**Data items:**
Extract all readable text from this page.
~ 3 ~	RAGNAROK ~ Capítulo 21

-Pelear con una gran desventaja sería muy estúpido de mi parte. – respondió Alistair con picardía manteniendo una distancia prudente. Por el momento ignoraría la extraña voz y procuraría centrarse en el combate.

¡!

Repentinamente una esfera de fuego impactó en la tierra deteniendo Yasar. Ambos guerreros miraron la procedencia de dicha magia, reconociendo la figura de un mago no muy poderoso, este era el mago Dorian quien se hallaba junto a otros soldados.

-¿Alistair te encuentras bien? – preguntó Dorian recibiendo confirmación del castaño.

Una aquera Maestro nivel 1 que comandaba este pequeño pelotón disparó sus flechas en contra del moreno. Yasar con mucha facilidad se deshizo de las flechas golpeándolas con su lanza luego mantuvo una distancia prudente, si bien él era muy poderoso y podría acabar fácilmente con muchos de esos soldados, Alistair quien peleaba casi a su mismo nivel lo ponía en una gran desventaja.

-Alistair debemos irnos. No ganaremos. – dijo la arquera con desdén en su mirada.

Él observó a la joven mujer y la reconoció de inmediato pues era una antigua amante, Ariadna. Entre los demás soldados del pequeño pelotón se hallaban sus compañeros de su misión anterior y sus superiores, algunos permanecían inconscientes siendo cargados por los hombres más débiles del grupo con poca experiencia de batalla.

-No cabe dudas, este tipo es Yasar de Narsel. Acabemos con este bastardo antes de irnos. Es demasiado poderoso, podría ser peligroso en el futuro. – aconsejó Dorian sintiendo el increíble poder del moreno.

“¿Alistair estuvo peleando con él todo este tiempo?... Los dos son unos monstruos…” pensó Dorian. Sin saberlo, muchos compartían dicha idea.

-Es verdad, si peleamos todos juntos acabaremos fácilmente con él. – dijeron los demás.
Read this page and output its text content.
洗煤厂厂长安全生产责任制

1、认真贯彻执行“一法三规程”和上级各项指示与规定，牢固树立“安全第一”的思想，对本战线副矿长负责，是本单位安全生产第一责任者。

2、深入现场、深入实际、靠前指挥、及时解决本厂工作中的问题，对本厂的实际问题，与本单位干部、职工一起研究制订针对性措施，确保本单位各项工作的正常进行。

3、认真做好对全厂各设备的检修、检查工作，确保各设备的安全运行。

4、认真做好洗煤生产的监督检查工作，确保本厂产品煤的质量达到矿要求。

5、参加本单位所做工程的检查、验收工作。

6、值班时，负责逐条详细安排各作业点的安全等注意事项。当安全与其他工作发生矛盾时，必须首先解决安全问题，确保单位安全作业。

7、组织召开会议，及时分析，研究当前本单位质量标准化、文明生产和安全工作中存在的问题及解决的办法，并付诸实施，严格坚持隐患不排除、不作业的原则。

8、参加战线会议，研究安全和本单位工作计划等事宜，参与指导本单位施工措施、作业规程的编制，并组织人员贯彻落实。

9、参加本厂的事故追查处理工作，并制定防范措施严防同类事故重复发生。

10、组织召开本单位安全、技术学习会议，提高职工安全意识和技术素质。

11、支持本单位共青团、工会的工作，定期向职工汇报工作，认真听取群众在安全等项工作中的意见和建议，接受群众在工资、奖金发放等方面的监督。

**AIM OF THE TASK:** Every record shown above must be echoed exactly.

**PROBLEM SOLUTION:**
Extract all readable text from this page.
~ 3 ~	RAGNAROK ~ Capítulo 21

-Pelear con una gran desventaja sería muy estúpido de mi parte. – respondió Alistair con picardía manteniendo una distancia prudente. Por el momento ignoraría la extraña voz y procuraría centrarse en el combate.

¡!

Repentinamente una esfera de fuego impactó en la tierra deteniendo Yasar. Ambos guerreros miraron la procedencia de dicha magia, reconociendo la figura de un mago no muy poderoso, este era el mago Dorian quien se hallaba junto a otros soldados.

-¿Alistair te encuentras bien? – preguntó Dorian recibiendo confirmación del castaño.

Una aquera Maestro nivel 1 que comandaba este pequeño pelotón disparó sus flechas en contra del moreno. Yasar con mucha facilidad se deshizo de las flechas golpeándolas con su lanza luego mantuvo una distancia prudente, si bien él era muy poderoso y podría acabar fácilmente con muchos de esos soldados, Alistair quien peleaba casi a su mismo nivel lo ponía en una gran desventaja.

-Alistair debemos irnos. No ganaremos. – dijo la arquera con desdén en su mirada.

Él observó a la joven mujer y la reconoció de inmediato pues era una antigua amante, Ariadna. Entre los demás soldados del pequeño pelotón se hallaban sus compañeros de su misión anterior y sus superiores, algunos permanecían inconscientes siendo cargados por los hombres más débiles del grupo con poca experiencia de batalla.

-No cabe dudas, este tipo es Yasar de Narsel. Acabemos con este bastardo antes de irnos. Es demasiado poderoso, podría ser peligroso en el futuro. – aconsejó Dorian sintiendo el increíble poder del moreno.

“¿Alistair estuvo peleando con él todo este tiempo?... Los dos son unos monstruos…” pensó Dorian. Sin saberlo, muchos compartían dicha idea.

-Es verdad, si peleamos todos juntos acabaremos fácilmente con él. – dijeron los demás.
Read this page and output its text content.
洗煤厂厂长安全生产责任制

1、认真贯彻执行“一法三规程”和上级各项指示与规定，牢固树立“安全第一”的思想，对本战线副矿长负责，是本单位安全生产第一责任者。

2、深入现场、深入实际、靠前指挥、及时解决本厂工作中的问题，对本厂的实际问题，与本单位干部、职工一起研究制订针对性措施，确保本单位各项工作的正常进行。

3、认真做好对全厂各设备的检修、检查工作，确保各设备的安全运行。

4、认真做好洗煤生产的监督检查工作，确保本厂产品煤的质量达到矿要求。

5、参加本单位所做工程的检查、验收工作。

6、值班时，负责逐条详细安排各作业点的安全等注意事项。当安全与其他工作发生矛盾时，必须首先解决安全问题，确保单位安全作业。

7、组织召开会议，及时分析，研究当前本单位质量标准化、文明生产和安全工作中存在的问题及解决的办法，并付诸实施，严格坚持隐患不排除、不作业的原则。

8、参加战线会议，研究安全和本单位工作计划等事宜，参与指导本单位施工措施、作业规程的编制，并组织人员贯彻落实。

9、参加本厂的事故追查处理工作，并制定防范措施严防同类事故重复发生。

10、组织召开本单位安全、技术学习会议，提高职工安全意识和技术素质。

11、支持本单位共青团、工会的工作，定期向职工汇报工作，认真听取群众在安全等项工作中的意见和建议，接受群众在工资、奖金发放等方面的监督。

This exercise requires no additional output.